_Work required:_ Present each line of the entries below that holds the word "this".

_Records provided:_
___

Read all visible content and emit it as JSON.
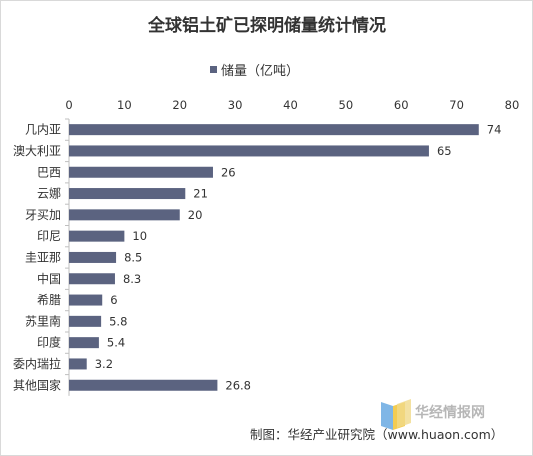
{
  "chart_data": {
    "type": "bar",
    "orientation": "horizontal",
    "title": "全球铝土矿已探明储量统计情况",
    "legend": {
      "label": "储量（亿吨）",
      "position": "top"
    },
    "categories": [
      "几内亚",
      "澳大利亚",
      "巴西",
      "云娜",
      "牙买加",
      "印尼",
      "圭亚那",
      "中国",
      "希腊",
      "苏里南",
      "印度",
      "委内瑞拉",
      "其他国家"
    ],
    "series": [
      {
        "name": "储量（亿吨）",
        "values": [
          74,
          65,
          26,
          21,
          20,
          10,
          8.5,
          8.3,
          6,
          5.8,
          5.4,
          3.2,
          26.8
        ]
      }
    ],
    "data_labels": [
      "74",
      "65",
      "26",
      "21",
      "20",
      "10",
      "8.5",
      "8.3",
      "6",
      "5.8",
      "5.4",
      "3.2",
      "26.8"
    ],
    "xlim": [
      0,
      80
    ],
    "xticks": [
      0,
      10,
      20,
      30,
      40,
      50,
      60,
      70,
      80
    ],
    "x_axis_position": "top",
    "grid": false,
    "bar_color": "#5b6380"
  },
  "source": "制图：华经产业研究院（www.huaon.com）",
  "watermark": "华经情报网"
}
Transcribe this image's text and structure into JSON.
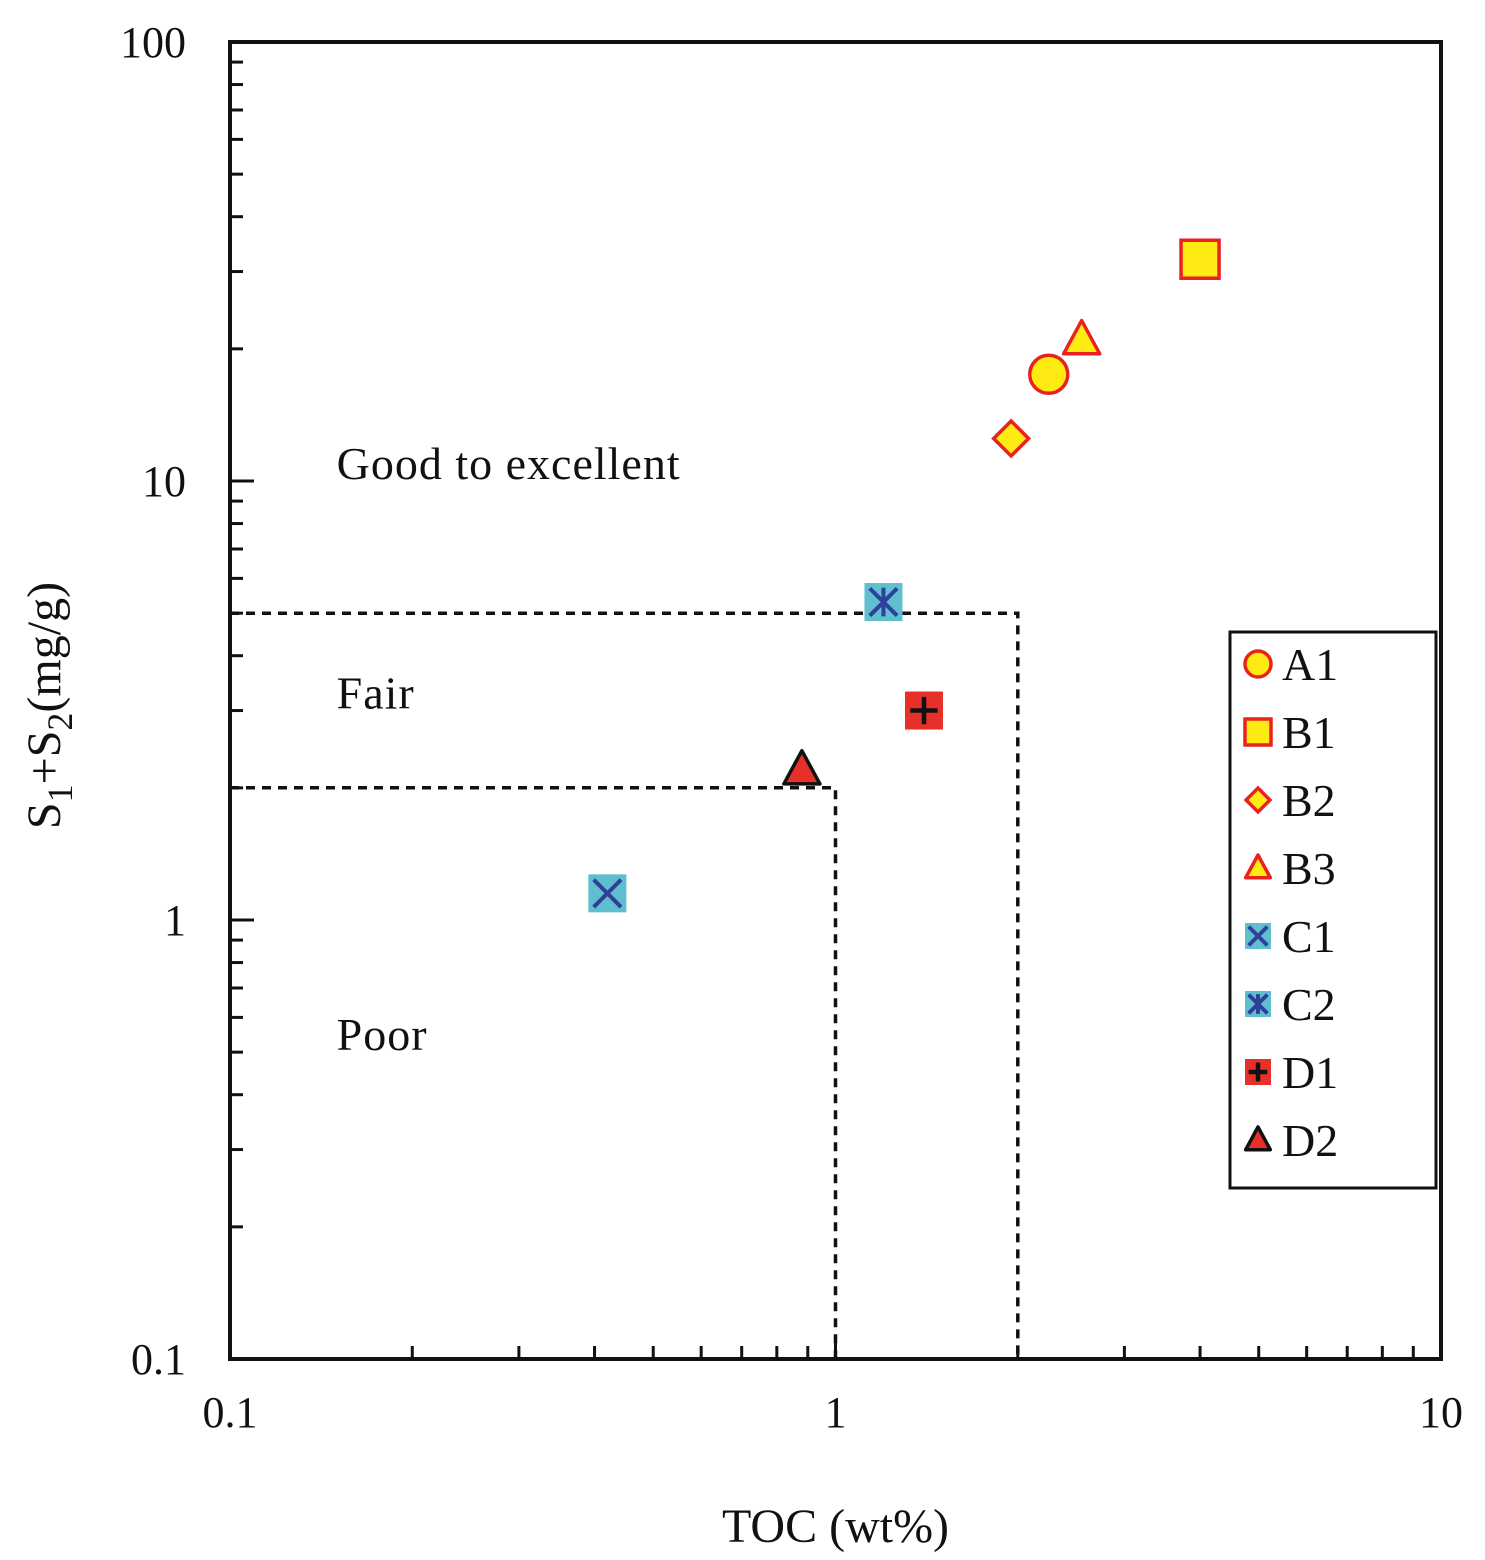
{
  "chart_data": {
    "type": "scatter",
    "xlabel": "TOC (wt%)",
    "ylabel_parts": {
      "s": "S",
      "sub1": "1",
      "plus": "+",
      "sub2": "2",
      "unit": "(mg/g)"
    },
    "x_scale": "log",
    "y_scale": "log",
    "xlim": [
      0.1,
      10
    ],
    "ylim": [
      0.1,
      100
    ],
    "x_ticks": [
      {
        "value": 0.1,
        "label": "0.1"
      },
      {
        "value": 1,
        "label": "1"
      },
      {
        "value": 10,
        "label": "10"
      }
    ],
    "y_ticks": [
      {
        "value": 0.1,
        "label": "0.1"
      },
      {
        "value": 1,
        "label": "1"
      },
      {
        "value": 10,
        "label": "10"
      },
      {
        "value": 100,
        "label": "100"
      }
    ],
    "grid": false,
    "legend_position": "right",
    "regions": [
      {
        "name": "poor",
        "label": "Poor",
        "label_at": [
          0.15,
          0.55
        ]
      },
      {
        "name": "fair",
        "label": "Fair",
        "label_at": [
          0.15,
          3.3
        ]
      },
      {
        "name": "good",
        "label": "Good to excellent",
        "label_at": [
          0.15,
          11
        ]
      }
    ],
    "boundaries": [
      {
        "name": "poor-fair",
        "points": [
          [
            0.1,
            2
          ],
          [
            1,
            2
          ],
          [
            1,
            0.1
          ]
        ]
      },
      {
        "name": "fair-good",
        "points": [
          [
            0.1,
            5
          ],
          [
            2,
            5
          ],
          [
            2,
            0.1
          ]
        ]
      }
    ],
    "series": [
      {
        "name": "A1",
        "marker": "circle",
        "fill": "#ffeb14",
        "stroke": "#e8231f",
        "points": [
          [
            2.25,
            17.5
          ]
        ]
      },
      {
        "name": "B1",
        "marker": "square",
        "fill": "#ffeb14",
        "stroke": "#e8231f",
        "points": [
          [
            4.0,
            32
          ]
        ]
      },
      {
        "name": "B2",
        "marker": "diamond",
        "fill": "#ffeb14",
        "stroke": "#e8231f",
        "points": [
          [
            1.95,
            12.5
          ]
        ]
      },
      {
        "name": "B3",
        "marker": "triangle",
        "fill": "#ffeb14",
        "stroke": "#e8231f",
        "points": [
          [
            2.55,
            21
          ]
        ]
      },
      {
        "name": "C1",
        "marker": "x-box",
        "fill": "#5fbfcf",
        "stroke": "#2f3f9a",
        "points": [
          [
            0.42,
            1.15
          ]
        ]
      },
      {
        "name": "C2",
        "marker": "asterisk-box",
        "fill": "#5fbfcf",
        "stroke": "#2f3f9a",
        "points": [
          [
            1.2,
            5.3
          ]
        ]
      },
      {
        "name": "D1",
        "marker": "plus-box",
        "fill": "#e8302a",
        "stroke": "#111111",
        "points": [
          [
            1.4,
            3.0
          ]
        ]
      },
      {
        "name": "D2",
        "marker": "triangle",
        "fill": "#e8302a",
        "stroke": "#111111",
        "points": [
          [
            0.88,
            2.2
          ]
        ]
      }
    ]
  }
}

___

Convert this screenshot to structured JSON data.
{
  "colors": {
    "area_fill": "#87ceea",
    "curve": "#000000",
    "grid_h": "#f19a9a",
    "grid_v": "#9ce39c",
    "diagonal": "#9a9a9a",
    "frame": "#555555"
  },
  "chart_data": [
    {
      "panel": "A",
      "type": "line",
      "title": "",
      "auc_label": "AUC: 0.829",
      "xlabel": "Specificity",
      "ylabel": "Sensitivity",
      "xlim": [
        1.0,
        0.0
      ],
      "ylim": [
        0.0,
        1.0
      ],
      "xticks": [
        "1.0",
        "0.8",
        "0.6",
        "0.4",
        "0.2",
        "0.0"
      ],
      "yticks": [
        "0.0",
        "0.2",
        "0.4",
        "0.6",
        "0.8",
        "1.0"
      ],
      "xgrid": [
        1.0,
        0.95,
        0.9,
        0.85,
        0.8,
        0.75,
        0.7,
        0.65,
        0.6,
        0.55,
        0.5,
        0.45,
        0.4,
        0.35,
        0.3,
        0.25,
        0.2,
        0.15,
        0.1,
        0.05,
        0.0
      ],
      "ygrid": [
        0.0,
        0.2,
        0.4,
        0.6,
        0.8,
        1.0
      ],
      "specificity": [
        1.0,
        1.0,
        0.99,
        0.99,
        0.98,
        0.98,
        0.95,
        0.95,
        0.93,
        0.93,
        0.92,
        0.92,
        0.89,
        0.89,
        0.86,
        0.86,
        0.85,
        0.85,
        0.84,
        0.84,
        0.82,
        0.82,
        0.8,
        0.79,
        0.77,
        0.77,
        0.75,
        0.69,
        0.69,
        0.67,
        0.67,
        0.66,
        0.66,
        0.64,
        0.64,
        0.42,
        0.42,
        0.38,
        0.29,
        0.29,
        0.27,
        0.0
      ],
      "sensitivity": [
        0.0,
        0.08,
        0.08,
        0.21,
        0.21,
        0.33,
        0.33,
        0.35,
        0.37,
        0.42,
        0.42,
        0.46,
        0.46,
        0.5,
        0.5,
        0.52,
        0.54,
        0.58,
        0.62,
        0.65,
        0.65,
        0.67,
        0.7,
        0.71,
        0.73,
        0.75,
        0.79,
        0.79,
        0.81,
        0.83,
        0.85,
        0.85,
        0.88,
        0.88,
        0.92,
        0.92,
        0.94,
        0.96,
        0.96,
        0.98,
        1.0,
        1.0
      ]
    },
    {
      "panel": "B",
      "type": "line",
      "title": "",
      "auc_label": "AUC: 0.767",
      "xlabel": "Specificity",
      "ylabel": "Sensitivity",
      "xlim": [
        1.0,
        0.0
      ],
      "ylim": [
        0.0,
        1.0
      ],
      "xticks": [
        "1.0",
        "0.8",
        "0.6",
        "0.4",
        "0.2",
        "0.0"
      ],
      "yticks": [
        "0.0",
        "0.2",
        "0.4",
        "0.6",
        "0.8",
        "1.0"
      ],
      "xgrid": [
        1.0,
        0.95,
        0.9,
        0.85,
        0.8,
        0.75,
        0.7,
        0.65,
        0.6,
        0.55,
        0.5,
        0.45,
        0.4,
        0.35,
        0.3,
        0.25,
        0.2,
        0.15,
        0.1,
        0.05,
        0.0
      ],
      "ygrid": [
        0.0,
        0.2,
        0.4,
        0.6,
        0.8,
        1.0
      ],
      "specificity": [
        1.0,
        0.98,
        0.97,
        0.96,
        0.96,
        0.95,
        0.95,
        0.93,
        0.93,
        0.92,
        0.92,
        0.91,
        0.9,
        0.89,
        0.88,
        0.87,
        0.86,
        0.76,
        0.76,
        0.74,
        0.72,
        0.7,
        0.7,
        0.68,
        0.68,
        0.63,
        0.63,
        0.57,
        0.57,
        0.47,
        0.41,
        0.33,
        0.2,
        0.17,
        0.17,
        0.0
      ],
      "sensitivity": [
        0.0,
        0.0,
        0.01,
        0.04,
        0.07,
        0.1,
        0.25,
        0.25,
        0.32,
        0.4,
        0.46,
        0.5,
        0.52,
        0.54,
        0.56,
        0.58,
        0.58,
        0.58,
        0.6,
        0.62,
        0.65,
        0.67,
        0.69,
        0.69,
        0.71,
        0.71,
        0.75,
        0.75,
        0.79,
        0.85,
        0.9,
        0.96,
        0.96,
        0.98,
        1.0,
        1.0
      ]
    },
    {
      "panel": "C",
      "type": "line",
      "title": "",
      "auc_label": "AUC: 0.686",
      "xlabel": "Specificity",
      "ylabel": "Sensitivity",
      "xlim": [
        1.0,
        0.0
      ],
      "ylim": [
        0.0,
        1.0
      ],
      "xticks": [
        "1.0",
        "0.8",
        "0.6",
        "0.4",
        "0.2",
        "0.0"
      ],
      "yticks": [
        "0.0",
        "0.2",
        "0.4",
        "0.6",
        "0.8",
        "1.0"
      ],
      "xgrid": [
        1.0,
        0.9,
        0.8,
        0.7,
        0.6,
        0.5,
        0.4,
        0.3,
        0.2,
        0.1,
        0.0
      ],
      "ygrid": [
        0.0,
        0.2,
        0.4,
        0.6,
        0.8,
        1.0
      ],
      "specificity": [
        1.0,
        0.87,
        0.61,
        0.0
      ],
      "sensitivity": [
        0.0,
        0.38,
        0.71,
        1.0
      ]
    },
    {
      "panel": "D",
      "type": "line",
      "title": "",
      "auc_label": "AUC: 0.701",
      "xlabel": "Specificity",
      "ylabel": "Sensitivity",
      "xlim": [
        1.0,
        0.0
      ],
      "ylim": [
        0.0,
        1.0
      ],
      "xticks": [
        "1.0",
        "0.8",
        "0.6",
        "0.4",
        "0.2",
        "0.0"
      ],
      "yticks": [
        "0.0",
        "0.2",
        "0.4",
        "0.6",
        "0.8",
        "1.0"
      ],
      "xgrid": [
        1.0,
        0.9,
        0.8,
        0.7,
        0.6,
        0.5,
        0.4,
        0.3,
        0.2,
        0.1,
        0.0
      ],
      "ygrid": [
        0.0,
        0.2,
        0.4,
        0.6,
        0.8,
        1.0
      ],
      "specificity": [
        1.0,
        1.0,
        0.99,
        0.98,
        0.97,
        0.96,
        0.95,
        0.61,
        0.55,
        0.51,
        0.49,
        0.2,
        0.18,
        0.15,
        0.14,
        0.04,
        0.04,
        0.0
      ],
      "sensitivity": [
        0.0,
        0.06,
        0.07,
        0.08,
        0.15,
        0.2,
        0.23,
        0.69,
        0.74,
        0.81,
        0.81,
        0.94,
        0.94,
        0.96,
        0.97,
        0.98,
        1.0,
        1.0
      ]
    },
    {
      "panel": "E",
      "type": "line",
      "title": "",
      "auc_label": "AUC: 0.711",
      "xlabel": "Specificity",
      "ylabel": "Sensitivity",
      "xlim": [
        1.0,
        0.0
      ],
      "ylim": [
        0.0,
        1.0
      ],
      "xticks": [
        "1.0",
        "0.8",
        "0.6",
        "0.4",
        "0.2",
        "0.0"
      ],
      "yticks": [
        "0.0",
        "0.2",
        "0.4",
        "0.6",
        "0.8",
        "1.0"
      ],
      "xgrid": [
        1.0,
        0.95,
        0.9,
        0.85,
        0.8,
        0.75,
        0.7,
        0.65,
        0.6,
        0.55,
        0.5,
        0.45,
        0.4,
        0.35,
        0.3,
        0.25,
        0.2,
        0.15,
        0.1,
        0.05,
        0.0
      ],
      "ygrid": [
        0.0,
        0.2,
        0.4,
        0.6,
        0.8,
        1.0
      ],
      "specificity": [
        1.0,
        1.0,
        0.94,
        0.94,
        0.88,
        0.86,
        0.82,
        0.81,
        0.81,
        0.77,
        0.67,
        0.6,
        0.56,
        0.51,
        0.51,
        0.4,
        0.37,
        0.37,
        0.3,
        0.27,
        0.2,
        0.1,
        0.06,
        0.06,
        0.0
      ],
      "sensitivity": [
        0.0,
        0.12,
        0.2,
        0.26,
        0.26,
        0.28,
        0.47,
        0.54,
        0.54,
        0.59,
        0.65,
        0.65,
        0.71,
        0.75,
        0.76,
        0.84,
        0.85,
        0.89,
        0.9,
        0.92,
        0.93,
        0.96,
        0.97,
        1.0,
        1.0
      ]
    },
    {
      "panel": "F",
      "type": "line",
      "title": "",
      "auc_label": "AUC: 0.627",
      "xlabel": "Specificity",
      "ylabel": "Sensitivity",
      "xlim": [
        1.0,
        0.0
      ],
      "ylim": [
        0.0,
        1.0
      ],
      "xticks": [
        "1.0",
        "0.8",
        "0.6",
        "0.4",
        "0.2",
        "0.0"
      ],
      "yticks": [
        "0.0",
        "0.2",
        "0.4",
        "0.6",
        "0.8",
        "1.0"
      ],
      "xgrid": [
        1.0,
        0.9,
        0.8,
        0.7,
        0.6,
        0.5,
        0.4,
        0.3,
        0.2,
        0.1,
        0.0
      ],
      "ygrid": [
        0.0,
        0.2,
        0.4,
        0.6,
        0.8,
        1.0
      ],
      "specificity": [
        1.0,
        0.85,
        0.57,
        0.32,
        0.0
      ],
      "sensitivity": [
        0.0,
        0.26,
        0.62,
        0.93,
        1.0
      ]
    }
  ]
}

___

_Completed task:_
Transcribe this image's text and structure into JSON.
Convert this screenshot to structured JSON data.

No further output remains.